Instruction: Extract every line that contains the word "install".

Dataset entries:
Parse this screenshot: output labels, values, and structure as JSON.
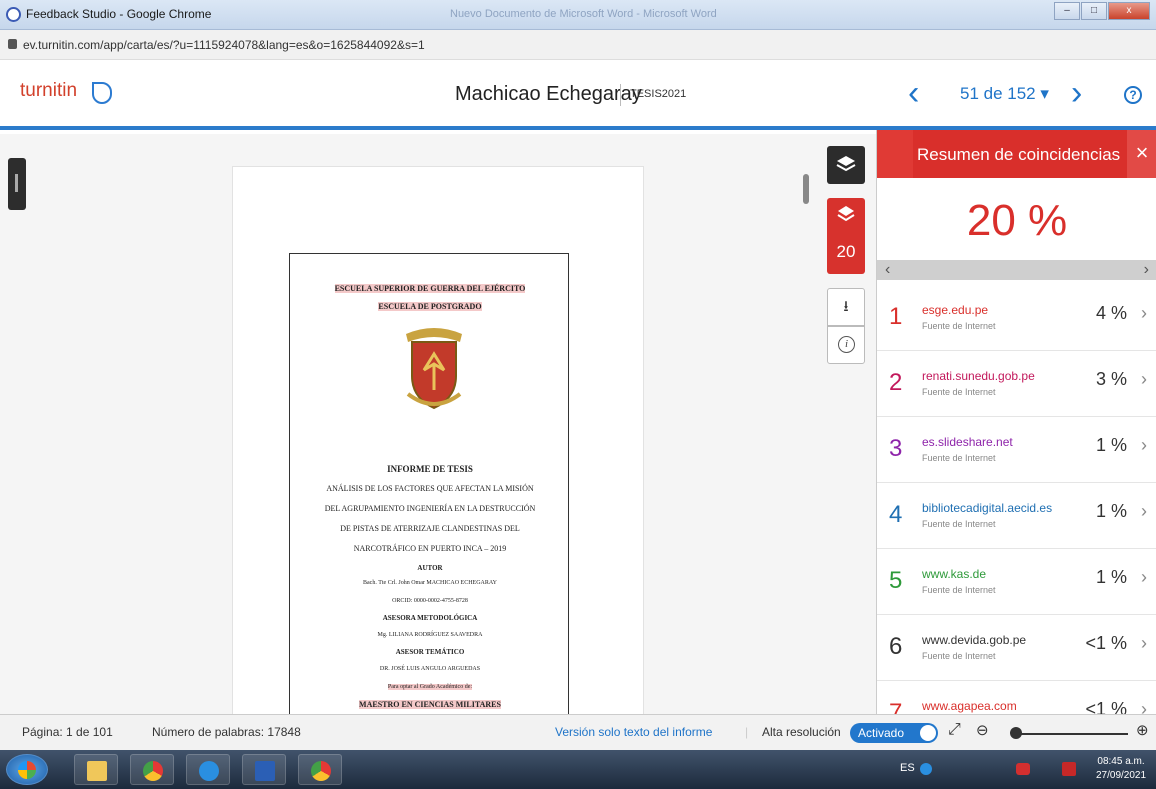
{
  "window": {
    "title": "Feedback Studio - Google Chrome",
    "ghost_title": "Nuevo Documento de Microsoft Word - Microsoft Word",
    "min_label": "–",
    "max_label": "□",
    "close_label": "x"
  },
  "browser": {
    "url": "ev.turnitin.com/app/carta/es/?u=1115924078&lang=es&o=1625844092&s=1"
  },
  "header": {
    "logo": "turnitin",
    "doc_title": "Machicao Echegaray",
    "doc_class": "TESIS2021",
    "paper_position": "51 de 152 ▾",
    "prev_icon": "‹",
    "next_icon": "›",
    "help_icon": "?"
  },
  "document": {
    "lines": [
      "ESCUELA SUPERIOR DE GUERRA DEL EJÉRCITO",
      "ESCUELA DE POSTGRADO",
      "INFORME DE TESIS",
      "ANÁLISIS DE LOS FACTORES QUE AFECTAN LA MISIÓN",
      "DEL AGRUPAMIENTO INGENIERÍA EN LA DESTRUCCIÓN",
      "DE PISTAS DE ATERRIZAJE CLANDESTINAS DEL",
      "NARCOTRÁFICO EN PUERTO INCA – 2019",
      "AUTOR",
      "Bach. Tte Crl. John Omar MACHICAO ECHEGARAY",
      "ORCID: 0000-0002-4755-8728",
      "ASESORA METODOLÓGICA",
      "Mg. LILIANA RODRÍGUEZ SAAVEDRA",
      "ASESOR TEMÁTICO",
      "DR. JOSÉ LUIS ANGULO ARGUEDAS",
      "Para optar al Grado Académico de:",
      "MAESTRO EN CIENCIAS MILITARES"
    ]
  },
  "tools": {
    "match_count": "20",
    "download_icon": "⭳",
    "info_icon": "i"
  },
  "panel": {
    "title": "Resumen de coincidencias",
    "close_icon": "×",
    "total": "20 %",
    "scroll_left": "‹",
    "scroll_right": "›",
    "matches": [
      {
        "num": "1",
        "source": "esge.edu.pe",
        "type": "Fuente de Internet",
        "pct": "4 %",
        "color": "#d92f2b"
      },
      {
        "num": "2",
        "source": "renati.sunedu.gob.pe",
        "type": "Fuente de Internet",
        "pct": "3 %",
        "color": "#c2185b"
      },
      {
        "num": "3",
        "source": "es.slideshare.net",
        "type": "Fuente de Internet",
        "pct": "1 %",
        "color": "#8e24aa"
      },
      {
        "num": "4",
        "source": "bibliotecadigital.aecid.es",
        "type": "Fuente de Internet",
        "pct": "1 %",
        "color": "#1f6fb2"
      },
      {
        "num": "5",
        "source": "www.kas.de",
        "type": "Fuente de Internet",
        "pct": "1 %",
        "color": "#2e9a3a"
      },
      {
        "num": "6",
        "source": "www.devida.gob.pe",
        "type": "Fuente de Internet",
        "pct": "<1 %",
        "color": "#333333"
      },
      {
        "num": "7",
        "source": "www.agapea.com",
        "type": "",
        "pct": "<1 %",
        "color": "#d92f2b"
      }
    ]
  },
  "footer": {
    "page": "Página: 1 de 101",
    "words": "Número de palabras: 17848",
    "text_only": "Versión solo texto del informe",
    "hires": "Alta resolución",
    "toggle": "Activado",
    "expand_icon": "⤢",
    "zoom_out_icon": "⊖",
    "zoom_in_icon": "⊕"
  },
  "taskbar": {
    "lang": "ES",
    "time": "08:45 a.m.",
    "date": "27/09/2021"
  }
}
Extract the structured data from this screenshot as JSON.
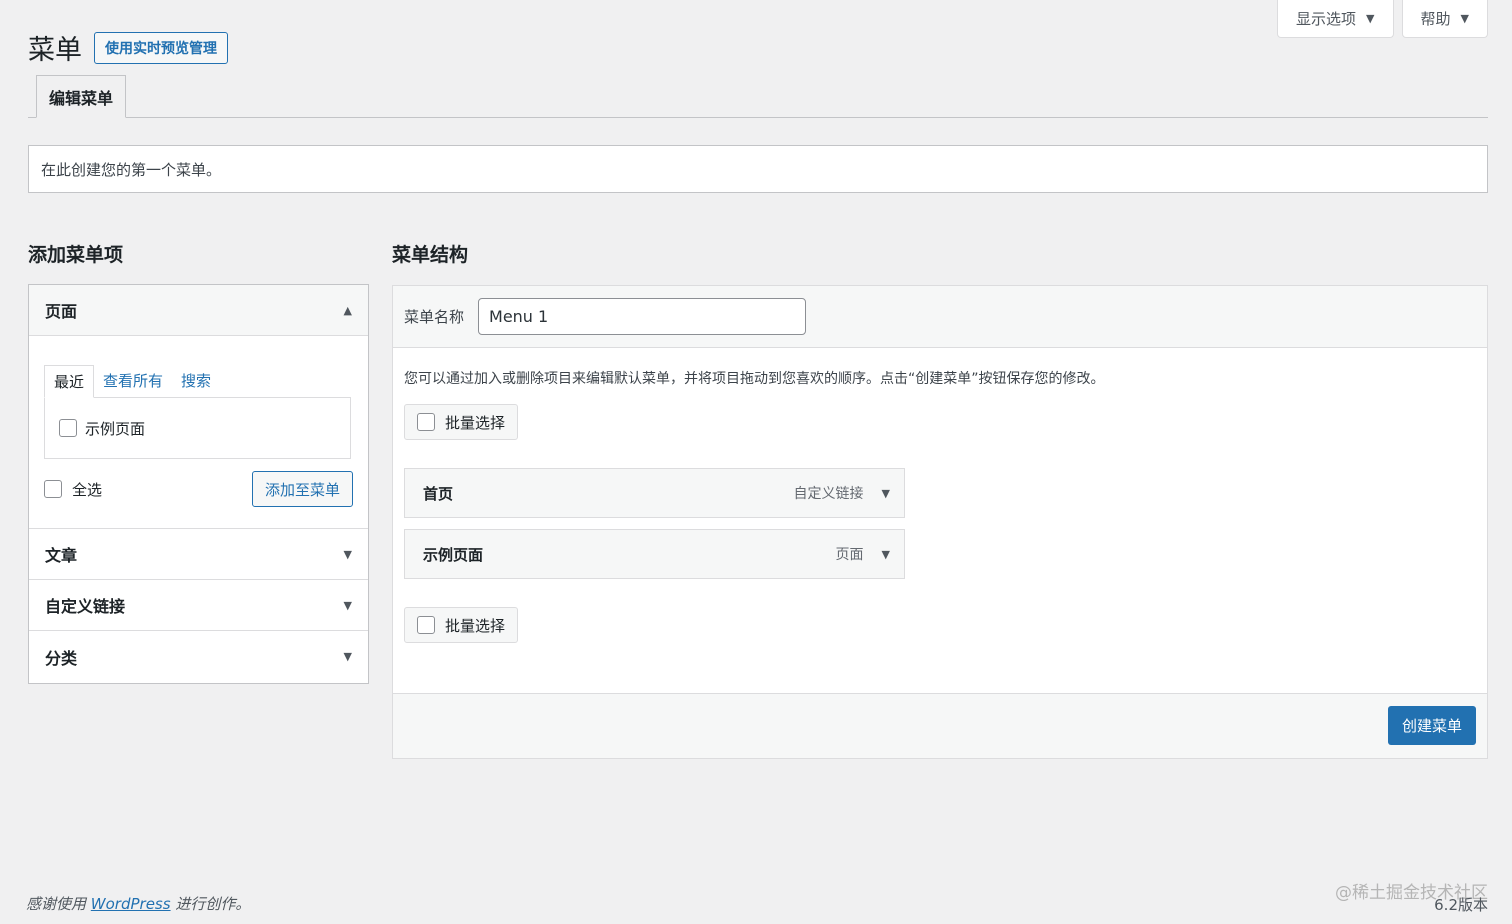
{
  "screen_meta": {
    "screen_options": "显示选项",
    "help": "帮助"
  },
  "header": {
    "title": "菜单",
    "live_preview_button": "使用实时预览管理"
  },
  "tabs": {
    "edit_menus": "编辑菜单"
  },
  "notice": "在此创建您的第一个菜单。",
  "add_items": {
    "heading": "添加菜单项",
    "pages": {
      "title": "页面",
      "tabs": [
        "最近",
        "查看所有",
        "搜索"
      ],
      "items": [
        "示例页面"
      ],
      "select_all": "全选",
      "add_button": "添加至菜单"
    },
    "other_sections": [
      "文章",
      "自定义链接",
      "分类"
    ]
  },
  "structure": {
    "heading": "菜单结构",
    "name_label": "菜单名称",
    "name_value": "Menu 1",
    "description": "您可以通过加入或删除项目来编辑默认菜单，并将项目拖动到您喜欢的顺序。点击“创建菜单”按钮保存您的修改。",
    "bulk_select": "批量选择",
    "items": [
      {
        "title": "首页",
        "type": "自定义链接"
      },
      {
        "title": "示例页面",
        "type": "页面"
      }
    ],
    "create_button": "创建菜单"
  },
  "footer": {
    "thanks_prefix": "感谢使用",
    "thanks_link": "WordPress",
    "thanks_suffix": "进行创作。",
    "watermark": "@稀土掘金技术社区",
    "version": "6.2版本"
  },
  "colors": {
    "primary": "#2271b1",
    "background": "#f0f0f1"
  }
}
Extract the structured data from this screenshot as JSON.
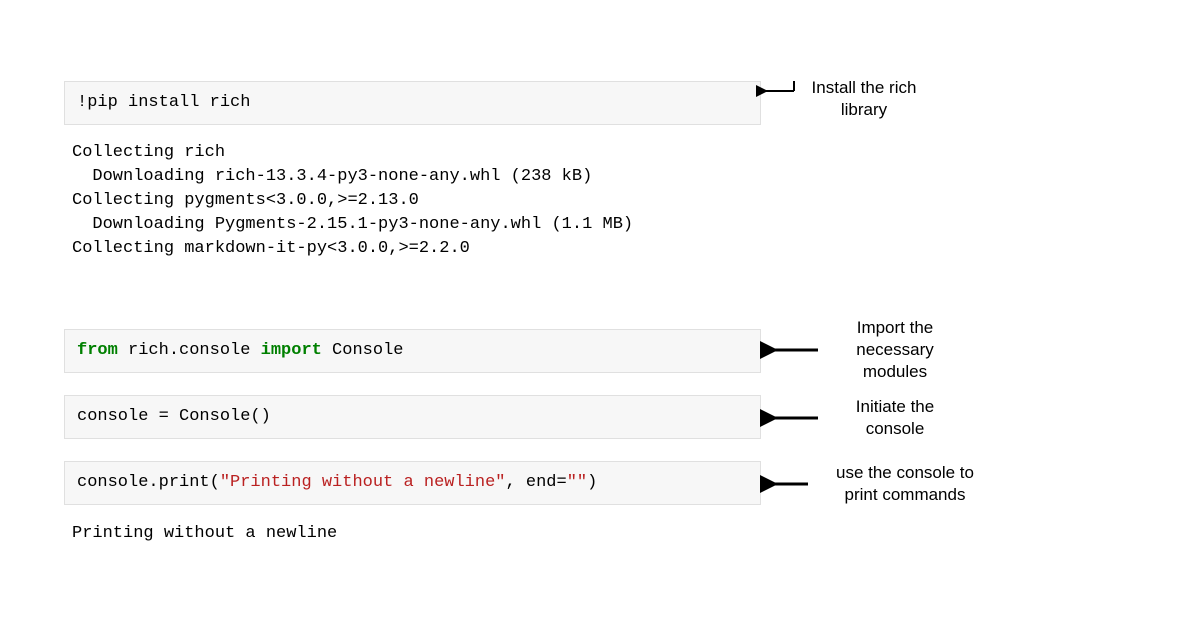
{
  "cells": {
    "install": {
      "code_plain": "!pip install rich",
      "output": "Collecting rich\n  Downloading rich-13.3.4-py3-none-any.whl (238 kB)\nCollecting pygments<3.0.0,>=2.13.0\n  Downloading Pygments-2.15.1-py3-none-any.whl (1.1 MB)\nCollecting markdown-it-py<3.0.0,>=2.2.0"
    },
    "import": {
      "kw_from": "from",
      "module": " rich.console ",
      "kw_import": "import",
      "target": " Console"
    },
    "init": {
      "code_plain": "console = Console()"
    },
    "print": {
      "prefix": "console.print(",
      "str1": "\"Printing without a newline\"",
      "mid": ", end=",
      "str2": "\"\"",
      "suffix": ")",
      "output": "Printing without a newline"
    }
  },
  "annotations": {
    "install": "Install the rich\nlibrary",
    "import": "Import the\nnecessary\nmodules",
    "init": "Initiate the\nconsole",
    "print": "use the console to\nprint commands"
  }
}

Final answer:
    "install": {
      "code_plain": "!pip install rich",
    "install": "Install the rich\nlibrary",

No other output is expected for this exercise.